EXCERPT TO READ:
Nevertheless, to survive a 12(b)(6) motion to dismiss, the allegations in the complaint must meet the standard of "plausibility." See Bell Atl. Corp. v. Twombly, 127 S.Ct. 1955, 1970 (2007). Although the complaint need not provide "detailed factual allegations," id. at 1964; see also ATSI Commc'ns v. Shaar Fund, Ltd., 493 F.3d 87, 98 n. 2 (2d Cir. 2007) (applying the standard of plausibility outside Twombly's anti-trust context), it must "amplify a claim with some factual allegations . . . to render the claim plausible." Iqbal v. Hasty, 490 F.3d 143, 157-158 (2d Cir. 2007) (emphasis in original) (holding that the plaintiff's complaint adequately alleged the personal involvement of the Attorney General because it was plausible that officials of the Department of Justice would be aware of policies concerning individuals arrested after 9/11). The test is no longer whether there is "no set of facts" that plaintiff could prove "which would entitle him to relief." Bell Atlantic, 127 S.Ct. at 1969 (quoting Conley v. Gibson, 355 U.S. 45-46 (1957)) ("[t]he phrase is best forgotten as an incomplete, negative gloss on an accepted pleading standard"). Rather, the complaint must provide "the grounds upon which [the plaintiff's] claim rests through factual allegations sufficient 'to raise a right to relief above the speculative level.'" ATSI Commc'ns, 493 F.3d at 98 (quoting Bell Atlantic, 127 S.Ct. at 1965).

The relevant provisions of RICO provide that:

(b) It shall be unlawful for any person through a pattern of racketeering activity or through collection of an unlawful debt to acquire or maintain, directly or indirectly, any interest in or control of any enterprise which is engaged in, or the activities of which affect, interstate or foreign commerce.
(c) It shall be unlawful for any person employed by or associated with any enterprise engaged in, or the activities of which affect, interstate or foreign commerce, to conduct or participate, directly or indirectly, in the conduct of such enterprise's affairs through a pattern of racketeering activity or collection of unlawful debt.

STATED EXERCISE A: In the excerpt on pleading standards, what standard must the allegations in a complaint meet to survive a 12(b)(6) motion to dismiss?

RECORDS FOR PROCESSING:
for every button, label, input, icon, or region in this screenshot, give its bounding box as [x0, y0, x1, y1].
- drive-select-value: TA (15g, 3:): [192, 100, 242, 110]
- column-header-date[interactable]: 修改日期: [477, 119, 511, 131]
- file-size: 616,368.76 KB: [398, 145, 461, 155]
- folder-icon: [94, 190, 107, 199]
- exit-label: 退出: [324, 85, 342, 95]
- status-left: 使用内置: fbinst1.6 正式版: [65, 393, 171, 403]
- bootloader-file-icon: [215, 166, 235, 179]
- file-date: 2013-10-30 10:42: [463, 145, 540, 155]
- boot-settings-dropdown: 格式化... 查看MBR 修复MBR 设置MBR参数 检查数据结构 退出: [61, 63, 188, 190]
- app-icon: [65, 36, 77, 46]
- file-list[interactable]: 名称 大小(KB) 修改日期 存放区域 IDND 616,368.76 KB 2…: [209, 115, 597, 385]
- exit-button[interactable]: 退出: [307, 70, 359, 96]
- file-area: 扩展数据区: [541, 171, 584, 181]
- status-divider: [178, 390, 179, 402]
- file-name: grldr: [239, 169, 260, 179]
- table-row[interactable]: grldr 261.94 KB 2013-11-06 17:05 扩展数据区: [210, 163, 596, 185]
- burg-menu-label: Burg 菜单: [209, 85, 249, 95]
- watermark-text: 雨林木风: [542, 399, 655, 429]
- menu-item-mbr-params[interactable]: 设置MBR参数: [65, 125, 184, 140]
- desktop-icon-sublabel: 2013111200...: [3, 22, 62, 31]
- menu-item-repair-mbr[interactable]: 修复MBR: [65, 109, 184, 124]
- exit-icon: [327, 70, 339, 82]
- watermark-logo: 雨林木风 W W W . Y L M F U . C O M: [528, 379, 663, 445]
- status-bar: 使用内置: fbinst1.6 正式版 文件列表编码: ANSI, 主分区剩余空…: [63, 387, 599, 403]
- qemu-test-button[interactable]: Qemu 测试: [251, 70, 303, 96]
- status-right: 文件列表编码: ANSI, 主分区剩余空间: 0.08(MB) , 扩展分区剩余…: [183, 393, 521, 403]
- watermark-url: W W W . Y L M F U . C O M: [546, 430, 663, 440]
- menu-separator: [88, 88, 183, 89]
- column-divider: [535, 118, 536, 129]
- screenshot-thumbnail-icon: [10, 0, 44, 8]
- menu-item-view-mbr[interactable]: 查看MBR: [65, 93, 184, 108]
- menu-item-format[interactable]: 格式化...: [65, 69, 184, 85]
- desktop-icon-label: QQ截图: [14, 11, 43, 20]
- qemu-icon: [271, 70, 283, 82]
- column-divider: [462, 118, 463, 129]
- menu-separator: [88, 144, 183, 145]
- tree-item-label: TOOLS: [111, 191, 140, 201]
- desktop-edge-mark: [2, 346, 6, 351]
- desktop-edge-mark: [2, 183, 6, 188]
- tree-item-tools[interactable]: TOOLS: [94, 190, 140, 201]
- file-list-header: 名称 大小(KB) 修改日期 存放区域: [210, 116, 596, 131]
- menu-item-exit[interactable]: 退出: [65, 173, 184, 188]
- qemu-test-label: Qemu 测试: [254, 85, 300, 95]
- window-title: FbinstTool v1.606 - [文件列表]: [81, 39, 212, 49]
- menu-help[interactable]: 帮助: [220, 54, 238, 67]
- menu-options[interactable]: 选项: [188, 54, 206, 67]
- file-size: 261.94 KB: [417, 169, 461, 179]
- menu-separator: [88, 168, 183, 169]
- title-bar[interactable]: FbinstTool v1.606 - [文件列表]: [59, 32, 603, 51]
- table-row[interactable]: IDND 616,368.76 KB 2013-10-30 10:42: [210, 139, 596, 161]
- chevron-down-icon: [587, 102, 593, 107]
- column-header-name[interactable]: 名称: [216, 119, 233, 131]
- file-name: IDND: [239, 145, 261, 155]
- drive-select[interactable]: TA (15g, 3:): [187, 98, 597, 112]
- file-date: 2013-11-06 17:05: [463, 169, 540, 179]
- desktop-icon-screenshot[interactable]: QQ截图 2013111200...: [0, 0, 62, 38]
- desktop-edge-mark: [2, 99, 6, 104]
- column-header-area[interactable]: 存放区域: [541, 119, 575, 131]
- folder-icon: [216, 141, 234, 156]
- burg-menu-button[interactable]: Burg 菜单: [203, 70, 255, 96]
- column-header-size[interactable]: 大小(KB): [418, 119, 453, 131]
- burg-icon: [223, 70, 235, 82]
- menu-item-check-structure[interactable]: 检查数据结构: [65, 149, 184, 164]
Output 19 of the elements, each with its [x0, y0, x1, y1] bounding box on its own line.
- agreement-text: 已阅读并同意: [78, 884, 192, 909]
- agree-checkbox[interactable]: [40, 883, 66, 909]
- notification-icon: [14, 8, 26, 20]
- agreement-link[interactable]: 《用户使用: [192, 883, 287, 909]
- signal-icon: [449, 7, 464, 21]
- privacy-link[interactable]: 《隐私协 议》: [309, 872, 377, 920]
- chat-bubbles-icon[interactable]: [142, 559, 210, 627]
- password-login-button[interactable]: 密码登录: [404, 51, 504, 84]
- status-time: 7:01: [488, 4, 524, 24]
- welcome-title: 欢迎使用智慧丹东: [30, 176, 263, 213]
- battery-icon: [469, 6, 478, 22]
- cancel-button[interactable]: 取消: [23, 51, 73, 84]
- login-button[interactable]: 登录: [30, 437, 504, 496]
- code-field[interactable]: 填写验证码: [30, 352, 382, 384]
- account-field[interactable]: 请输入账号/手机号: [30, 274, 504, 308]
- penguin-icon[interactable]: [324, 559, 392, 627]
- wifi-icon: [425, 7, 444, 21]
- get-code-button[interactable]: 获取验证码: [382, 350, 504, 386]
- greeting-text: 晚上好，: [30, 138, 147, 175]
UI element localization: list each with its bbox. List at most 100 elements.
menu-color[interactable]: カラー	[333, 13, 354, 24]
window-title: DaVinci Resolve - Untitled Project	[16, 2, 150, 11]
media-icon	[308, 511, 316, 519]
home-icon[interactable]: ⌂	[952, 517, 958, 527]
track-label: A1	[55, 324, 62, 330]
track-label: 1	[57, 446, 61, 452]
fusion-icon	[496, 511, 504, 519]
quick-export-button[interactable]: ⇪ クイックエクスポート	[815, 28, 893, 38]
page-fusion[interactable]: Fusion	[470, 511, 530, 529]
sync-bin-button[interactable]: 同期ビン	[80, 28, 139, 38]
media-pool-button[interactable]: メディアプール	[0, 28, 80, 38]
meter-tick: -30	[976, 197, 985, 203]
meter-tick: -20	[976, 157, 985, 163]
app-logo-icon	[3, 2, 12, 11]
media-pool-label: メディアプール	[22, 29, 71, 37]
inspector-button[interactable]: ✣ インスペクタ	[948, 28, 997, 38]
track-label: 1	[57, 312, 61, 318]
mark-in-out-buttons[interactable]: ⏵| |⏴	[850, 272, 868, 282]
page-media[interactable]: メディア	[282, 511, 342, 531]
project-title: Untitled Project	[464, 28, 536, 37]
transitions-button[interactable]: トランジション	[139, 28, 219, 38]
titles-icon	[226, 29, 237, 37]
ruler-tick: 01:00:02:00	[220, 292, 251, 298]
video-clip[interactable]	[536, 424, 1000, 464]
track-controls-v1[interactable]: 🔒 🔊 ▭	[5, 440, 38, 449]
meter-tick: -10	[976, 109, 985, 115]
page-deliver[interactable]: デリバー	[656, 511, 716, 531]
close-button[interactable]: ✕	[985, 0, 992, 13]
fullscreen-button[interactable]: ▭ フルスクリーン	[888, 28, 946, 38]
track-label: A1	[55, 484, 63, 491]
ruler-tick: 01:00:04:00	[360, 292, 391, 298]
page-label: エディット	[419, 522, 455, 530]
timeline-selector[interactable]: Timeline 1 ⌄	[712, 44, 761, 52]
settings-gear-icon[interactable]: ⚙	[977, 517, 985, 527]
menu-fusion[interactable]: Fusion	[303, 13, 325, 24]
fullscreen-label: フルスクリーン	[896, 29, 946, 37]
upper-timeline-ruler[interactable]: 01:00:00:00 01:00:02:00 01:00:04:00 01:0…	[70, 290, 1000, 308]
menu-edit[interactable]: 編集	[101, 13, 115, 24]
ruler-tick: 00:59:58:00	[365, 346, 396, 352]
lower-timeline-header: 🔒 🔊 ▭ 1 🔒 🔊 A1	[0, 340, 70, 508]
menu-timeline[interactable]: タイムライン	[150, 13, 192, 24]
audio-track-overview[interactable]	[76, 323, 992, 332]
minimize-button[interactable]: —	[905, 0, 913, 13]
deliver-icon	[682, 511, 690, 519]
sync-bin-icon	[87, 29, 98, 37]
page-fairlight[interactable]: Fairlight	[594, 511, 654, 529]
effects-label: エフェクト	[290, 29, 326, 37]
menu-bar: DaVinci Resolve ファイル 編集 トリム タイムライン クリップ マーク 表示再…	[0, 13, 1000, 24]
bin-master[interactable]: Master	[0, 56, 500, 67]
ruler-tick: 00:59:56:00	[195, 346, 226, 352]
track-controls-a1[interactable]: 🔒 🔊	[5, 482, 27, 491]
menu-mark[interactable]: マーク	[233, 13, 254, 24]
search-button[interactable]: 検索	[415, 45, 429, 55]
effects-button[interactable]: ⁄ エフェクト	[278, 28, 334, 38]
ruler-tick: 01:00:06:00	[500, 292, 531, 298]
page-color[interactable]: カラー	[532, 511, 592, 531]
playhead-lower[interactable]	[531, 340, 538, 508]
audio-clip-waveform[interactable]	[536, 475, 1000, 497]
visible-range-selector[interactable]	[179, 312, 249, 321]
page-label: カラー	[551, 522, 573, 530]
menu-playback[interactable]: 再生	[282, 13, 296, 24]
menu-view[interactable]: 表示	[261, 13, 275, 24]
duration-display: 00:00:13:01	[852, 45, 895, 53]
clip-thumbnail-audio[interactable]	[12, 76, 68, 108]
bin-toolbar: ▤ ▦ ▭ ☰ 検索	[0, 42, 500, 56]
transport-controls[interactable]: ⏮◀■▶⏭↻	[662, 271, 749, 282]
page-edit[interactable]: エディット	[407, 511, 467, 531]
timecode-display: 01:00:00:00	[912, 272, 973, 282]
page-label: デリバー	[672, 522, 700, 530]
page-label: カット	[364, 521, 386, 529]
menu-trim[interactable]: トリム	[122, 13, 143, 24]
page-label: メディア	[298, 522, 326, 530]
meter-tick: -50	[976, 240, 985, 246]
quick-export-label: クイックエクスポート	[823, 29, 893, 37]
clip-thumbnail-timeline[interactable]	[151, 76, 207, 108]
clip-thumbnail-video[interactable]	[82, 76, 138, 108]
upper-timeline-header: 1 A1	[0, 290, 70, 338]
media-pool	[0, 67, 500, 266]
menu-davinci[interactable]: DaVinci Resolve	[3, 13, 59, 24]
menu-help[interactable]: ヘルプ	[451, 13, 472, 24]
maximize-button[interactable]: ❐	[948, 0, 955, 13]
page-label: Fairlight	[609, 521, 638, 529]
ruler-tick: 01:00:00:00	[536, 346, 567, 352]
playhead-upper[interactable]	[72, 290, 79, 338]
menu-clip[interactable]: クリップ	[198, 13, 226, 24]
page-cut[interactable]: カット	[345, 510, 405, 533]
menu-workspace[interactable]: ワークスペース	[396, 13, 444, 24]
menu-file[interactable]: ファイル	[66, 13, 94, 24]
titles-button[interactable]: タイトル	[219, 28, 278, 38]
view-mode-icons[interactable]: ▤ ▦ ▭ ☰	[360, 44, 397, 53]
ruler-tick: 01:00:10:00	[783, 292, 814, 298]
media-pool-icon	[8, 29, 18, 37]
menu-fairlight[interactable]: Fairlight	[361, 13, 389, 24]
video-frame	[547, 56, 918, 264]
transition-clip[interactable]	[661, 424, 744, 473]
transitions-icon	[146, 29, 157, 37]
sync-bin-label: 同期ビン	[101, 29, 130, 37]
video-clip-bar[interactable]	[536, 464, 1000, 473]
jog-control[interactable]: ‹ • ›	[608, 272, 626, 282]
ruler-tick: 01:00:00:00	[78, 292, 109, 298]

STATED EXERCISE B: Copy out everything in the entries from their very first line down to the line containing "- file-date: 2013-10-30", including both of those lines.

EXERCISE ANSWER A: The standard of "plausibility."

EXERCISE ANSWER B:
for every button, label, input, icon, or region in this screenshot, give its bounding box as [x0, y0, x1, y1].
- drive-select-value: TA (15g, 3:): [192, 100, 242, 110]
- column-header-date[interactable]: 修改日期: [477, 119, 511, 131]
- file-size: 616,368.76 KB: [398, 145, 461, 155]
- folder-icon: [94, 190, 107, 199]
- exit-label: 退出: [324, 85, 342, 95]
- status-left: 使用内置: fbinst1.6 正式版: [65, 393, 171, 403]
- bootloader-file-icon: [215, 166, 235, 179]
- file-date: 2013-10-30 10:42: [463, 145, 540, 155]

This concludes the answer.